> [PASSAGE TO READ]

***

A six-month-old baby has been denied a life-saving heart transplant because he is not vaccinated.
August Stoll was born with a complex congenital heart disease. Earlier this month, he underwent emergency surgery at the Vanderbilt Pediatric Heart Institute in Tennessee, but the operation failed, leading his team of cardiologists to conclude that the only way to save the infant’s life was through a heart transplant.
But when they referred the baby to the hospital’s transplant team, its head, David Bearl, told August’s parents Hannah and Clint Stoll that he would refuse to perform the transplant until their son received several childhood vaccines.
“It’s so illogical,” Hannah Stoll told The Epoch Times on June 24. “He’s an immunocompromised baby in critical condition and this doctor wants to pump him up with vaccines... We know it will kill him.”
The Tennessee couple, homeschoolers with four other children, asked Bearl yesterday to reconsider his position, but Hannah said he refused. Stoll said her son is so fragile they can’t even consider moving him to another facility.
Tennessee Republican state Sen. Jack Johnson called Bearl’s decision an “outrage” and told The Epoch Times he is in contact with Vanderbilt in hopes of getting the pediatric heart institute, which is a division of the Vanderbilt University Medical Center, to change its position.
“You shouldn’t deny life-saving treatment to a six-month-old baby based on a legitimate concern a parent has,” Johnson said, “As a parent, I would be beside myself. ”
The Epoch Times contacted Bearl and the hospital administration for comment on August’s case, but neither responded. Bearl is listed with Vanderbilt as an assistant professor and Medical Director of the Ventricular Assist Device Program.
According to the schedule of vaccines the children’s hospital’s immunology department provided the Stolls, August would have to receive eight vaccines before the hospital would consider performing the heart transplant.
Also highlighted on the schedule entitled “Recommended Catch-up Immunizations Schedule for Children and Adolescents” is the measles, mump and rubella vaccine, varicella and Hepatitis A vaccines. However, the schedule specifically lists the minimum age for those vaccines as 12 months. August is only 6 months old.
The Stolls have appealed their case to Vanderbilt’s Board of Ethics with hope for an override of Bearl’s position. They have also started an Instagram page called “fightforaugust” to raise awareness to their plight.
Johnson, who spearheaded legislation earlier this year outlawing hospitals from denying organ transplants to patients without COVID vaccines, also emphasized that there is no law in Tennessee that legally requires children to be vaccinated in order to receive medical care. In addition to identifying the vaccines it is requiring for August as “recommended,” Stoll said Bearl admitted to her that it was neither law nor policy that he receive the vaccines. “He told me ‘it’s just how we do things here.’”
In addition to Johnson’s bill, several other states have proposed laws that would ban hospitals from denying unvaccinated patients organ transplants.
In February, a group of Republican congressmen introduced federal legislation called the Stop Arduous Vaccine Enforcement (SAVE) Act in response to the practice.
The legislation is endorsed by the Association of American Physicians and Surgeons.

***

> [MATERIAL PROVIDED]
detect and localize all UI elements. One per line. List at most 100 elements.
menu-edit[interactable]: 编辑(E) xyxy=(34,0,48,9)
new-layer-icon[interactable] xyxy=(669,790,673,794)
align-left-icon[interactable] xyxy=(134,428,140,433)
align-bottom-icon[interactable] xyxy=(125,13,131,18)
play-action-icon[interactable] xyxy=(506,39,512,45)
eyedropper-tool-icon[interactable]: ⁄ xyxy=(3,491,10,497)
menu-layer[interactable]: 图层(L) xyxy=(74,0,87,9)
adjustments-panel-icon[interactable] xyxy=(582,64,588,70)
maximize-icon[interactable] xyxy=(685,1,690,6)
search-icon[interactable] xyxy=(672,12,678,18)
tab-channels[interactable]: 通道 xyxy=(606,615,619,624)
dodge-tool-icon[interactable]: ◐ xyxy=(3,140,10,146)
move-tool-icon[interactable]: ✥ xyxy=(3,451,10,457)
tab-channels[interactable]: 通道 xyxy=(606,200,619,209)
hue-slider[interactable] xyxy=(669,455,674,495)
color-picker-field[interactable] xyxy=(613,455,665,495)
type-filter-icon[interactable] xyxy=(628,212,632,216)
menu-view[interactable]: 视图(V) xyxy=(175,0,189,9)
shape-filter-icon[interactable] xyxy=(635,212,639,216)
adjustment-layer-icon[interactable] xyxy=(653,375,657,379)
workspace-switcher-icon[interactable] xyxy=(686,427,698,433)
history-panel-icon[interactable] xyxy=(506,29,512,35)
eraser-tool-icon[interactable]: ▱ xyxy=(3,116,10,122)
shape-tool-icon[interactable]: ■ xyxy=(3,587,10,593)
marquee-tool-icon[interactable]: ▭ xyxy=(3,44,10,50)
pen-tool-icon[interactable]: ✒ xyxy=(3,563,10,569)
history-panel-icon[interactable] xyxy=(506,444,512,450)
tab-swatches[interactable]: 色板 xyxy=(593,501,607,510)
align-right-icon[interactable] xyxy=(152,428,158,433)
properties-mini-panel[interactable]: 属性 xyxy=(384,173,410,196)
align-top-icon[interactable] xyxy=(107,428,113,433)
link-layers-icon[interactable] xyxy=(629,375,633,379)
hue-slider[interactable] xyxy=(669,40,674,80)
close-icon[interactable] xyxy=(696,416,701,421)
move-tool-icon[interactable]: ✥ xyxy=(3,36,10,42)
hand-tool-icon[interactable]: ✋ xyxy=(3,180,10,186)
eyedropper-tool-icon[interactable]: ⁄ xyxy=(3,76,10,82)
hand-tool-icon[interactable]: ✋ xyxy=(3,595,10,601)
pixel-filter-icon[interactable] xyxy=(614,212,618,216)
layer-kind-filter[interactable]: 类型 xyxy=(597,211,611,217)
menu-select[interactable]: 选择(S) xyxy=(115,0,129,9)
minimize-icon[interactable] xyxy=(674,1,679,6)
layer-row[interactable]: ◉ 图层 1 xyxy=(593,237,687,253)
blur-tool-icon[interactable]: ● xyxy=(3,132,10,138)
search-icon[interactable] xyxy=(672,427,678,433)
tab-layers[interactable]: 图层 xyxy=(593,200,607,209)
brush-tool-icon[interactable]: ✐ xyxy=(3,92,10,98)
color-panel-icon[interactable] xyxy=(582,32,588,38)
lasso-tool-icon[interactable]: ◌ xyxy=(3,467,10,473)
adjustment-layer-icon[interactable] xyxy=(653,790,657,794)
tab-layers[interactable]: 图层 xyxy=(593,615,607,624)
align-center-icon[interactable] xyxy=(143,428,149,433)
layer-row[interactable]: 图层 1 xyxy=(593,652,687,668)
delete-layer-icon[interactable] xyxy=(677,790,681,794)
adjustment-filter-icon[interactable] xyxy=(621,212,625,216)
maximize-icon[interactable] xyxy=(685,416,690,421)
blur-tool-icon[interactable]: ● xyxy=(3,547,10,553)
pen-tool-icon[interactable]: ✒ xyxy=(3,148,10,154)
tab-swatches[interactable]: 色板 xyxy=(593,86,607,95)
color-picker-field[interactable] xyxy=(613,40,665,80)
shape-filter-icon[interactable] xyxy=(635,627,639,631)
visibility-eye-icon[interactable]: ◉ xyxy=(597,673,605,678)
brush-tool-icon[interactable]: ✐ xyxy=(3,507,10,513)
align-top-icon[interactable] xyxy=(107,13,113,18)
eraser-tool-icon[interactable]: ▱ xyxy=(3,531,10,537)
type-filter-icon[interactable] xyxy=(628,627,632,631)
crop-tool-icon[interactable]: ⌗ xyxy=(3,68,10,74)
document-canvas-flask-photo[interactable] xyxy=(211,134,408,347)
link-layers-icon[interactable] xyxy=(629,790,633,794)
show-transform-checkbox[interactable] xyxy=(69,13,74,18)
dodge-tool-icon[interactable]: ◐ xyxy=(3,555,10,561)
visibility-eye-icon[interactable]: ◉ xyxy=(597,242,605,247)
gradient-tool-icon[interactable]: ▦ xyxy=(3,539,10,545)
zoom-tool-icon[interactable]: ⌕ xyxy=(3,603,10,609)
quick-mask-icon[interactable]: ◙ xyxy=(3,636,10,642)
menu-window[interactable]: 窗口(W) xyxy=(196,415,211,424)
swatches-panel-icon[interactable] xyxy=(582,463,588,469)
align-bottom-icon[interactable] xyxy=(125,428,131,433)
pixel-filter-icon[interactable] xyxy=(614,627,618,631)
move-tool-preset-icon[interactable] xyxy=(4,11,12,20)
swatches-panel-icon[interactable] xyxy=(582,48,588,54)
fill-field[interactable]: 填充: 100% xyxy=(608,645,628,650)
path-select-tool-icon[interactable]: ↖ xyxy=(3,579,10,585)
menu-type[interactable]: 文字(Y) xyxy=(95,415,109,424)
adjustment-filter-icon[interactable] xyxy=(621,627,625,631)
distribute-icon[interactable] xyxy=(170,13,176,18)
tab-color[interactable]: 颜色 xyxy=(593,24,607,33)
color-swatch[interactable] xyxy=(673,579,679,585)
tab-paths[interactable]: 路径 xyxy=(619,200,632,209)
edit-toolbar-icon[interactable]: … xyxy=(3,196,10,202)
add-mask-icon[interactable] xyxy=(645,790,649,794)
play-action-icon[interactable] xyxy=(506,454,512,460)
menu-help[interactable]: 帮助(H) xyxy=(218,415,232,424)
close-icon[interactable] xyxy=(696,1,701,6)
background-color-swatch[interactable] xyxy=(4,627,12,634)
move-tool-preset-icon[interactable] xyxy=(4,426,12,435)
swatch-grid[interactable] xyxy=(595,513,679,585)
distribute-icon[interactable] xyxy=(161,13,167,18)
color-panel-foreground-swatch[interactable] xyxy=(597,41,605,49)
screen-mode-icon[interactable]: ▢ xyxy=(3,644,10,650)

***

> [WORK TO COMPLETE]
a) According to the article on the denied heart transplant, how many vaccines would August have to receive before the hospital would consider performing the transplant?
b) Reproduce word for word the part of the article on the denied heart transplant starting at "The Stolls have" and ending at "patients organ transplants.".

> [TASK-BY-TASK RESULTS]
a) Eight vaccines.

b)
The Stolls have appealed their case to Vanderbilt’s Board of Ethics with hope for an override of Bearl’s position. They have also started an Instagram page called “fightforaugust” to raise awareness to their plight.
Johnson, who spearheaded legislation earlier this year outlawing hospitals from denying organ transplants to patients without COVID vaccines, also emphasized that there is no law in Tennessee that legally requires children to be vaccinated in order to receive medical care. In addition to identifying the vaccines it is requiring for August as “recommended,” Stoll said Bearl admitted to her that it was neither law nor policy that he receive the vaccines. “He told me ‘it’s just how we do things here.’”
In addition to Johnson’s bill, several other states have proposed laws that would ban hospitals from denying unvaccinated patients organ transplants.